Your task is to print every entry below exactly as given.
-- START OF Provided material --
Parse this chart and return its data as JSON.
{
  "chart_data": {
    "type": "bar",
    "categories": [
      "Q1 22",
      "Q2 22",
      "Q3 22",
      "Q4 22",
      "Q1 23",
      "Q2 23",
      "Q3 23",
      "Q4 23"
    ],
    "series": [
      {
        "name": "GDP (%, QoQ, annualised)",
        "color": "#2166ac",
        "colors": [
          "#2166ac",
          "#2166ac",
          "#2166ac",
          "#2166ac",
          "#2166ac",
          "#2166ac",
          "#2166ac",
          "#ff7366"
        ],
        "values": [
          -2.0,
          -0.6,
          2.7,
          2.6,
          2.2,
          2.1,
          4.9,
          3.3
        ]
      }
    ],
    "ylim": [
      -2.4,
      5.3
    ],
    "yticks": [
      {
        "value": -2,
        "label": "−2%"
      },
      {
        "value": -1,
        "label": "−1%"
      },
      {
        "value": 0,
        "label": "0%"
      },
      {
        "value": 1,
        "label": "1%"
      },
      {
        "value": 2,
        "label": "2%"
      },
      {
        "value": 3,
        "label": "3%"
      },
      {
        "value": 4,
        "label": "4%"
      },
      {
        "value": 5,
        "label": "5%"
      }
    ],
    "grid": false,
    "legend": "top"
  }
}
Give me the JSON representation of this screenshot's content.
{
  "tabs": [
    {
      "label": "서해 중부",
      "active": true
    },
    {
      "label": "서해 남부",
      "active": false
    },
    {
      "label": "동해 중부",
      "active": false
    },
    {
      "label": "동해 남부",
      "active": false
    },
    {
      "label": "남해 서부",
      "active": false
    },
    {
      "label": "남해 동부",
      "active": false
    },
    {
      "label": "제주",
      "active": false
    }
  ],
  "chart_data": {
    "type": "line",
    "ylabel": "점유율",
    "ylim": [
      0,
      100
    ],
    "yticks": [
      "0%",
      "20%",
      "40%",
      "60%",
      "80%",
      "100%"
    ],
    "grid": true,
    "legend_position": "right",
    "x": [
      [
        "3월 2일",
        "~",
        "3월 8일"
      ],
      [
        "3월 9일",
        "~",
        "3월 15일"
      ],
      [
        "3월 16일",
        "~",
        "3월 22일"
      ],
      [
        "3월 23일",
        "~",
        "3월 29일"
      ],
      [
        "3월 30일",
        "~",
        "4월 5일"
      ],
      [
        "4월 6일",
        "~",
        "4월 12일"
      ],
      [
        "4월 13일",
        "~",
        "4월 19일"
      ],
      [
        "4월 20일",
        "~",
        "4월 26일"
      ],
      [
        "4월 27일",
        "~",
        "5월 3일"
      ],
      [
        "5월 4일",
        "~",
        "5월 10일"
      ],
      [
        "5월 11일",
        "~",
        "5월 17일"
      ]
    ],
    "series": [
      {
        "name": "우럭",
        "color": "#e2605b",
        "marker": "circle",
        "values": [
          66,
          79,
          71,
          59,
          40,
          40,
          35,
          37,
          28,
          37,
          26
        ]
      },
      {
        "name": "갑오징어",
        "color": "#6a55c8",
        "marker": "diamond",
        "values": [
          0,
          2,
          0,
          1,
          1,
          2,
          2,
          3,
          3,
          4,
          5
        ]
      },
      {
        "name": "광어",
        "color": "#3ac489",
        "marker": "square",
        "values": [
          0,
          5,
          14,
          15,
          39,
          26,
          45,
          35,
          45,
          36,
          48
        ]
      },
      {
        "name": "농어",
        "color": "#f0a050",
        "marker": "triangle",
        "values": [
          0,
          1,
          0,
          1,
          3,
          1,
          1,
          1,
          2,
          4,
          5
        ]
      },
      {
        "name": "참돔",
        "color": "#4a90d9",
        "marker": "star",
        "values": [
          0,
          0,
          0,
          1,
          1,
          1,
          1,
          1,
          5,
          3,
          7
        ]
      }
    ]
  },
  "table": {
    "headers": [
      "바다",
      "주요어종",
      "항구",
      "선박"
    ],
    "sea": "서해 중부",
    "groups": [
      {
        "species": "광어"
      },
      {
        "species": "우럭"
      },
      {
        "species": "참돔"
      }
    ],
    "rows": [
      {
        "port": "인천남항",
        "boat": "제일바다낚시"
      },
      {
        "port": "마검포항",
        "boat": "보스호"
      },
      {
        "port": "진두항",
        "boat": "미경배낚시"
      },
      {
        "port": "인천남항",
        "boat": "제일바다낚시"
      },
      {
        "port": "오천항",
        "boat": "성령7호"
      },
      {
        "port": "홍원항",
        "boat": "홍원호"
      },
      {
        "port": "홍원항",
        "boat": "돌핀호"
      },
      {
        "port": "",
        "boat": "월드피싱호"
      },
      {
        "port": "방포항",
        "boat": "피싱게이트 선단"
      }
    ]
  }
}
-- END OF Provided material --
The solution:
Parse this chart and return its data as JSON.
{
  "chart_data": {
    "type": "bar",
    "categories": [
      "Q1 22",
      "Q2 22",
      "Q3 22",
      "Q4 22",
      "Q1 23",
      "Q2 23",
      "Q3 23",
      "Q4 23"
    ],
    "series": [
      {
        "name": "GDP (%, QoQ, annualised)",
        "color": "#2166ac",
        "colors": [
          "#2166ac",
          "#2166ac",
          "#2166ac",
          "#2166ac",
          "#2166ac",
          "#2166ac",
          "#2166ac",
          "#ff7366"
        ],
        "values": [
          -2.0,
          -0.6,
          2.7,
          2.6,
          2.2,
          2.1,
          4.9,
          3.3
        ]
      }
    ],
    "ylim": [
      -2.4,
      5.3
    ],
    "yticks": [
      {
        "value": -2,
        "label": "−2%"
      },
      {
        "value": -1,
        "label": "−1%"
      },
      {
        "value": 0,
        "label": "0%"
      },
      {
        "value": 1,
        "label": "1%"
      },
      {
        "value": 2,
        "label": "2%"
      },
      {
        "value": 3,
        "label": "3%"
      },
      {
        "value": 4,
        "label": "4%"
      },
      {
        "value": 5,
        "label": "5%"
      }
    ],
    "grid": false,
    "legend": "top"
  }
}
Give me the JSON representation of this screenshot's content.
{
  "tabs": [
    {
      "label": "서해 중부",
      "active": true
    },
    {
      "label": "서해 남부",
      "active": false
    },
    {
      "label": "동해 중부",
      "active": false
    },
    {
      "label": "동해 남부",
      "active": false
    },
    {
      "label": "남해 서부",
      "active": false
    },
    {
      "label": "남해 동부",
      "active": false
    },
    {
      "label": "제주",
      "active": false
    }
  ],
  "chart_data": {
    "type": "line",
    "ylabel": "점유율",
    "ylim": [
      0,
      100
    ],
    "yticks": [
      "0%",
      "20%",
      "40%",
      "60%",
      "80%",
      "100%"
    ],
    "grid": true,
    "legend_position": "right",
    "x": [
      [
        "3월 2일",
        "~",
        "3월 8일"
      ],
      [
        "3월 9일",
        "~",
        "3월 15일"
      ],
      [
        "3월 16일",
        "~",
        "3월 22일"
      ],
      [
        "3월 23일",
        "~",
        "3월 29일"
      ],
      [
        "3월 30일",
        "~",
        "4월 5일"
      ],
      [
        "4월 6일",
        "~",
        "4월 12일"
      ],
      [
        "4월 13일",
        "~",
        "4월 19일"
      ],
      [
        "4월 20일",
        "~",
        "4월 26일"
      ],
      [
        "4월 27일",
        "~",
        "5월 3일"
      ],
      [
        "5월 4일",
        "~",
        "5월 10일"
      ],
      [
        "5월 11일",
        "~",
        "5월 17일"
      ]
    ],
    "series": [
      {
        "name": "우럭",
        "color": "#e2605b",
        "marker": "circle",
        "values": [
          66,
          79,
          71,
          59,
          40,
          40,
          35,
          37,
          28,
          37,
          26
        ]
      },
      {
        "name": "갑오징어",
        "color": "#6a55c8",
        "marker": "diamond",
        "values": [
          0,
          2,
          0,
          1,
          1,
          2,
          2,
          3,
          3,
          4,
          5
        ]
      },
      {
        "name": "광어",
        "color": "#3ac489",
        "marker": "square",
        "values": [
          0,
          5,
          14,
          15,
          39,
          26,
          45,
          35,
          45,
          36,
          48
        ]
      },
      {
        "name": "농어",
        "color": "#f0a050",
        "marker": "triangle",
        "values": [
          0,
          1,
          0,
          1,
          3,
          1,
          1,
          1,
          2,
          4,
          5
        ]
      },
      {
        "name": "참돔",
        "color": "#4a90d9",
        "marker": "star",
        "values": [
          0,
          0,
          0,
          1,
          1,
          1,
          1,
          1,
          5,
          3,
          7
        ]
      }
    ]
  },
  "table": {
    "headers": [
      "바다",
      "주요어종",
      "항구",
      "선박"
    ],
    "sea": "서해 중부",
    "groups": [
      {
        "species": "광어"
      },
      {
        "species": "우럭"
      },
      {
        "species": "참돔"
      }
    ],
    "rows": [
      {
        "port": "인천남항",
        "boat": "제일바다낚시"
      },
      {
        "port": "마검포항",
        "boat": "보스호"
      },
      {
        "port": "진두항",
        "boat": "미경배낚시"
      },
      {
        "port": "인천남항",
        "boat": "제일바다낚시"
      },
      {
        "port": "오천항",
        "boat": "성령7호"
      },
      {
        "port": "홍원항",
        "boat": "홍원호"
      },
      {
        "port": "홍원항",
        "boat": "돌핀호"
      },
      {
        "port": "",
        "boat": "월드피싱호"
      },
      {
        "port": "방포항",
        "boat": "피싱게이트 선단"
      }
    ]
  }
}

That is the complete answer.